Input rows:

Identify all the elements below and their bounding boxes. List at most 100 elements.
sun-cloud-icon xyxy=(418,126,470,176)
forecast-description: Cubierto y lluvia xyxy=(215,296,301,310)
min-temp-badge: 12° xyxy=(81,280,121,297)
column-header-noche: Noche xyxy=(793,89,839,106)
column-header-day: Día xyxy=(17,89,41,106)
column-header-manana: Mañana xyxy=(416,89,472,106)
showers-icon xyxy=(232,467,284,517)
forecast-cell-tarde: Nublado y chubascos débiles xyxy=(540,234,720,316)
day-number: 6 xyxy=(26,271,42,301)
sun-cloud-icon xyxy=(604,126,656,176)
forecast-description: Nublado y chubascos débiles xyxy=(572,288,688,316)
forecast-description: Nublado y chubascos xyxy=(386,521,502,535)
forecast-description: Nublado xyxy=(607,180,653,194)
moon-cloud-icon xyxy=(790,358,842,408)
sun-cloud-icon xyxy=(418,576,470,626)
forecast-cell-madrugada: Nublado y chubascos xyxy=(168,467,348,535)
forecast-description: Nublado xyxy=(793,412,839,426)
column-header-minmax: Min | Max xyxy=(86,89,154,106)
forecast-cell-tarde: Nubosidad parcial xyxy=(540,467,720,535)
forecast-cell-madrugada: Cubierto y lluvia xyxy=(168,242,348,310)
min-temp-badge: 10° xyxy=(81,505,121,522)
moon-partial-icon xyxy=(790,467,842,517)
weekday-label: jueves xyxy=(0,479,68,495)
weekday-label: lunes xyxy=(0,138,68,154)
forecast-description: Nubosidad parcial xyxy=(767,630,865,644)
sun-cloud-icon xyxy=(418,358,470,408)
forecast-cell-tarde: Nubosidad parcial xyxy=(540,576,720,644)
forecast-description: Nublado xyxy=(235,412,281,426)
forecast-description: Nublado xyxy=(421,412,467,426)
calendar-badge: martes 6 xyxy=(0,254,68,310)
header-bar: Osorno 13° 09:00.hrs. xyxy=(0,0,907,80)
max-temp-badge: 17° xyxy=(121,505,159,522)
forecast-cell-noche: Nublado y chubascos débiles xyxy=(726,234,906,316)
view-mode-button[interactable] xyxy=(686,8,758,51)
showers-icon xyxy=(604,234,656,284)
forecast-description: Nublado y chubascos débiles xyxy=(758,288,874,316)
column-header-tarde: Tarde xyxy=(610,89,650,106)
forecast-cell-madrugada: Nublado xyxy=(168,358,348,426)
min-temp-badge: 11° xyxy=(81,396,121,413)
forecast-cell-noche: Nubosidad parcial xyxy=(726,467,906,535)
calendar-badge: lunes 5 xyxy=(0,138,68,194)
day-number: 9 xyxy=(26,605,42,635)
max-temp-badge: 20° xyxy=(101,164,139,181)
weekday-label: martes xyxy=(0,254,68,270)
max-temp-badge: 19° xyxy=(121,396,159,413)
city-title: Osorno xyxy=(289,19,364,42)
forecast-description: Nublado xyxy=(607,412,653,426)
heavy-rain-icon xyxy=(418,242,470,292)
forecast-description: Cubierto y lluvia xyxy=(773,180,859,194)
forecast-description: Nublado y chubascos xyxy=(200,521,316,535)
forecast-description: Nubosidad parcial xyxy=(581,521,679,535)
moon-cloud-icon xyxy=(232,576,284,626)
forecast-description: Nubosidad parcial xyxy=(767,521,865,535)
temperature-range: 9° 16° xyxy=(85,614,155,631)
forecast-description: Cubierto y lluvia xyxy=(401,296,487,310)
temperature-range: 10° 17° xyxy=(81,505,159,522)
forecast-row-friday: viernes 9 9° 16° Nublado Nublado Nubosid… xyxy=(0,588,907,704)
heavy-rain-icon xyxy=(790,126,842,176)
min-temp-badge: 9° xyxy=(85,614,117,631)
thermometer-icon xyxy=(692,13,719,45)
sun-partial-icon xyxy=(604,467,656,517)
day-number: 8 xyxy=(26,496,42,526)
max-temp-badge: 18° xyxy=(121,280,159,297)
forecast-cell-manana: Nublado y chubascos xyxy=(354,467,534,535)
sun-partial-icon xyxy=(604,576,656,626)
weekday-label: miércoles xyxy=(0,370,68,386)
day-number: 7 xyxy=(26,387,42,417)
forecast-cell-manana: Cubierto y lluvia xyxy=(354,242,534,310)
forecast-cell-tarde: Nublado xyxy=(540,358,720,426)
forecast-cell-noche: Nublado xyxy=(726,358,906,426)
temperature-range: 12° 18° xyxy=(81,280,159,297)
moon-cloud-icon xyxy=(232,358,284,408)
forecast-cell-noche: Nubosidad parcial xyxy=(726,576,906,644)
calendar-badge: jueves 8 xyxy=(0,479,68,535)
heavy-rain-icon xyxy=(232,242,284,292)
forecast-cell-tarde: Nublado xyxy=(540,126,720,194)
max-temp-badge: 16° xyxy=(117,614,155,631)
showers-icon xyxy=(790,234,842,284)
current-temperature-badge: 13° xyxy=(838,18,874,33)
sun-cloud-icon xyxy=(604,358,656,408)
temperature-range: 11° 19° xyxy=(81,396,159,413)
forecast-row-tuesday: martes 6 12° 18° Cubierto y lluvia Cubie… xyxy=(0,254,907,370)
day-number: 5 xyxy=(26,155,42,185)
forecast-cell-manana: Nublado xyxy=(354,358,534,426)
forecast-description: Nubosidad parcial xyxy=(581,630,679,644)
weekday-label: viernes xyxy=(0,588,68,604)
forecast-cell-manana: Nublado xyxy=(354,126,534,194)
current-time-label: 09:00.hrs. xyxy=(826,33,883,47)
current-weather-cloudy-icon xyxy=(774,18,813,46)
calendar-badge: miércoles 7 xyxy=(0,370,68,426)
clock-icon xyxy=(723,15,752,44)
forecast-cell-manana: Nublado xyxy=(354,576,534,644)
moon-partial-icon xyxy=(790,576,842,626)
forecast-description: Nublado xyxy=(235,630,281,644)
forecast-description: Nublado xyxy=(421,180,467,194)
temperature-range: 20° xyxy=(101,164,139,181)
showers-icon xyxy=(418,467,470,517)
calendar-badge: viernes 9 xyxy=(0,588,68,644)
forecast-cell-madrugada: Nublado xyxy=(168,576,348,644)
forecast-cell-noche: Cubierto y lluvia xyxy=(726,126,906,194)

Prompt: Copy out every row above verbatim, line for line.

The response:
Identify all the elements below and their bounding boxes. List at most 100 elements.
sun-cloud-icon xyxy=(418,126,470,176)
forecast-description: Cubierto y lluvia xyxy=(215,296,301,310)
min-temp-badge: 12° xyxy=(81,280,121,297)
column-header-noche: Noche xyxy=(793,89,839,106)
column-header-day: Día xyxy=(17,89,41,106)
column-header-manana: Mañana xyxy=(416,89,472,106)
showers-icon xyxy=(232,467,284,517)
forecast-cell-tarde: Nublado y chubascos débiles xyxy=(540,234,720,316)
day-number: 6 xyxy=(26,271,42,301)
sun-cloud-icon xyxy=(604,126,656,176)
forecast-description: Nublado y chubascos débiles xyxy=(572,288,688,316)
forecast-description: Nublado y chubascos xyxy=(386,521,502,535)
forecast-description: Nublado xyxy=(607,180,653,194)
moon-cloud-icon xyxy=(790,358,842,408)
sun-cloud-icon xyxy=(418,576,470,626)
forecast-cell-madrugada: Nublado y chubascos xyxy=(168,467,348,535)
forecast-description: Nublado xyxy=(793,412,839,426)
column-header-minmax: Min | Max xyxy=(86,89,154,106)
forecast-cell-tarde: Nubosidad parcial xyxy=(540,467,720,535)
forecast-cell-madrugada: Cubierto y lluvia xyxy=(168,242,348,310)
min-temp-badge: 10° xyxy=(81,505,121,522)
moon-partial-icon xyxy=(790,467,842,517)
weekday-label: jueves xyxy=(0,479,68,495)
weekday-label: lunes xyxy=(0,138,68,154)
forecast-description: Nubosidad parcial xyxy=(767,630,865,644)
sun-cloud-icon xyxy=(418,358,470,408)
forecast-cell-tarde: Nubosidad parcial xyxy=(540,576,720,644)
forecast-description: Nublado xyxy=(235,412,281,426)
forecast-description: Nublado xyxy=(421,412,467,426)
calendar-badge: martes 6 xyxy=(0,254,68,310)
header-bar: Osorno 13° 09:00.hrs. xyxy=(0,0,907,80)
max-temp-badge: 17° xyxy=(121,505,159,522)
forecast-cell-noche: Nublado y chubascos débiles xyxy=(726,234,906,316)
view-mode-button[interactable] xyxy=(686,8,758,51)
showers-icon xyxy=(604,234,656,284)
forecast-description: Nublado y chubascos débiles xyxy=(758,288,874,316)
column-header-tarde: Tarde xyxy=(610,89,650,106)
forecast-cell-madrugada: Nublado xyxy=(168,358,348,426)
min-temp-badge: 11° xyxy=(81,396,121,413)
forecast-cell-noche: Nubosidad parcial xyxy=(726,467,906,535)
calendar-badge: lunes 5 xyxy=(0,138,68,194)
day-number: 9 xyxy=(26,605,42,635)
max-temp-badge: 20° xyxy=(101,164,139,181)
weekday-label: martes xyxy=(0,254,68,270)
max-temp-badge: 19° xyxy=(121,396,159,413)
city-title: Osorno xyxy=(289,19,364,42)
forecast-description: Nublado xyxy=(607,412,653,426)
heavy-rain-icon xyxy=(418,242,470,292)
forecast-description: Cubierto y lluvia xyxy=(773,180,859,194)
forecast-description: Nublado y chubascos xyxy=(200,521,316,535)
forecast-description: Nubosidad parcial xyxy=(581,521,679,535)
moon-cloud-icon xyxy=(232,576,284,626)
forecast-description: Nubosidad parcial xyxy=(767,521,865,535)
temperature-range: 9° 16° xyxy=(85,614,155,631)
forecast-description: Cubierto y lluvia xyxy=(401,296,487,310)
temperature-range: 10° 17° xyxy=(81,505,159,522)
forecast-row-friday: viernes 9 9° 16° Nublado Nublado Nubosid… xyxy=(0,588,907,704)
heavy-rain-icon xyxy=(790,126,842,176)
min-temp-badge: 9° xyxy=(85,614,117,631)
thermometer-icon xyxy=(692,13,719,45)
sun-partial-icon xyxy=(604,467,656,517)
day-number: 8 xyxy=(26,496,42,526)
max-temp-badge: 18° xyxy=(121,280,159,297)
forecast-cell-manana: Nublado y chubascos xyxy=(354,467,534,535)
sun-partial-icon xyxy=(604,576,656,626)
weekday-label: miércoles xyxy=(0,370,68,386)
day-number: 7 xyxy=(26,387,42,417)
forecast-cell-manana: Cubierto y lluvia xyxy=(354,242,534,310)
forecast-cell-tarde: Nublado xyxy=(540,358,720,426)
forecast-cell-noche: Nublado xyxy=(726,358,906,426)
temperature-range: 12° 18° xyxy=(81,280,159,297)
moon-cloud-icon xyxy=(232,358,284,408)
forecast-cell-noche: Nubosidad parcial xyxy=(726,576,906,644)
calendar-badge: jueves 8 xyxy=(0,479,68,535)
heavy-rain-icon xyxy=(232,242,284,292)
forecast-cell-tarde: Nublado xyxy=(540,126,720,194)
max-temp-badge: 16° xyxy=(117,614,155,631)
showers-icon xyxy=(790,234,842,284)
current-temperature-badge: 13° xyxy=(838,18,874,33)
sun-cloud-icon xyxy=(604,358,656,408)
temperature-range: 11° 19° xyxy=(81,396,159,413)
forecast-row-tuesday: martes 6 12° 18° Cubierto y lluvia Cubie… xyxy=(0,254,907,370)
day-number: 5 xyxy=(26,155,42,185)
forecast-cell-manana: Nublado xyxy=(354,358,534,426)
forecast-description: Nubosidad parcial xyxy=(581,630,679,644)
weekday-label: viernes xyxy=(0,588,68,604)
forecast-cell-manana: Nublado xyxy=(354,126,534,194)
current-time-label: 09:00.hrs. xyxy=(826,33,883,47)
current-weather-cloudy-icon xyxy=(774,18,813,46)
calendar-badge: miércoles 7 xyxy=(0,370,68,426)
clock-icon xyxy=(723,15,752,44)
forecast-cell-manana: Nublado xyxy=(354,576,534,644)
moon-partial-icon xyxy=(790,576,842,626)
forecast-description: Nublado xyxy=(235,630,281,644)
forecast-description: Nublado xyxy=(421,180,467,194)
temperature-range: 20° xyxy=(101,164,139,181)
showers-icon xyxy=(418,467,470,517)
calendar-badge: viernes 9 xyxy=(0,588,68,644)
forecast-cell-madrugada: Nublado xyxy=(168,576,348,644)
forecast-cell-noche: Cubierto y lluvia xyxy=(726,126,906,194)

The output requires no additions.